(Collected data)
— START —
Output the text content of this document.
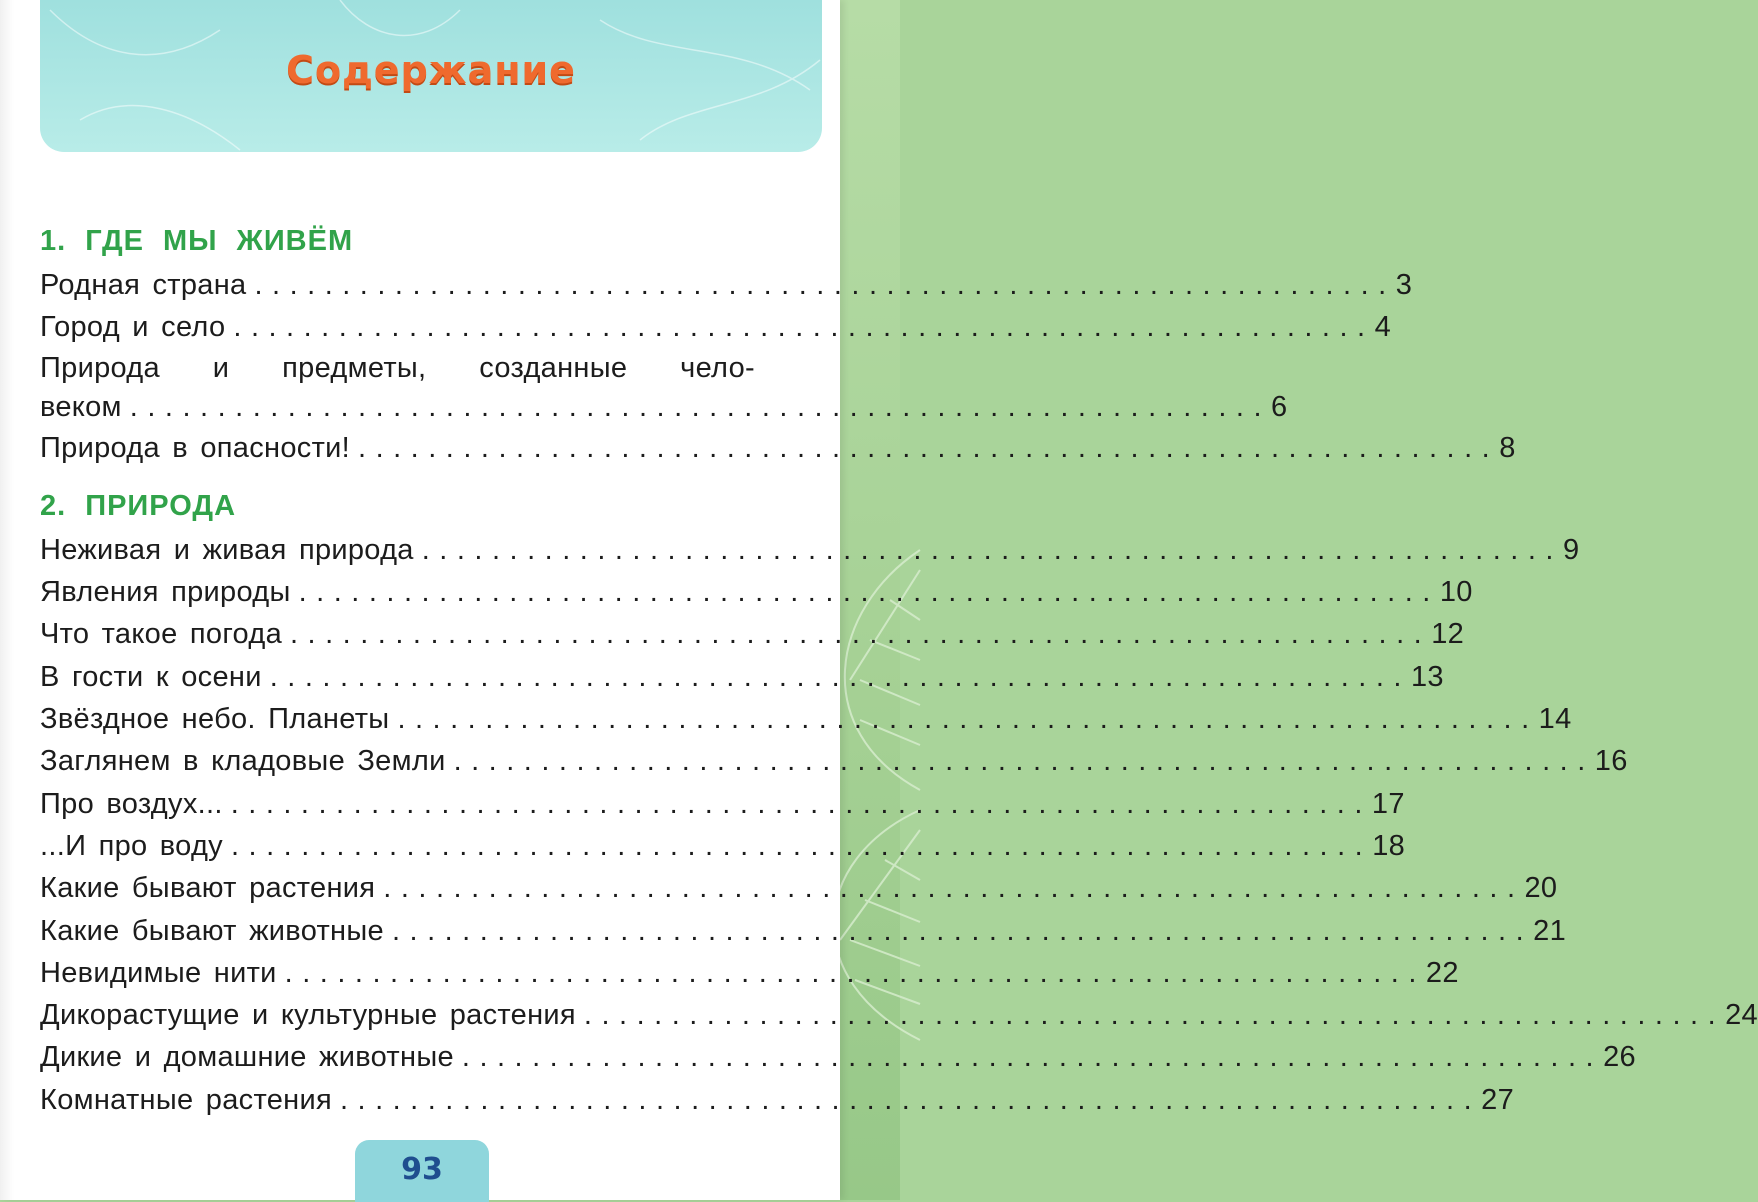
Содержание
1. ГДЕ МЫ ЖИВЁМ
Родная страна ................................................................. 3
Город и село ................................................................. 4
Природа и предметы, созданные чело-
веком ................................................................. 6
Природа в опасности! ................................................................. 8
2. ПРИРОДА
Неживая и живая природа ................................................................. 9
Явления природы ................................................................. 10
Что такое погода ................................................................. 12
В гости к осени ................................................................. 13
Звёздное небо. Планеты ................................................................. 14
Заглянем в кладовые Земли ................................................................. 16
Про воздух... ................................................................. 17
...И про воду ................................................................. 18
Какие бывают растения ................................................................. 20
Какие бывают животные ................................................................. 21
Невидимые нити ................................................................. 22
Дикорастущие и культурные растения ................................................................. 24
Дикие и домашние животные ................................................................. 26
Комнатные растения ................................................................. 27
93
— END —
What the task requires - From the entries above, copy every line containing the word "животные".

Written solution -
Какие бывают животные ................................................................. 21
Дикие и домашние животные ................................................................. 26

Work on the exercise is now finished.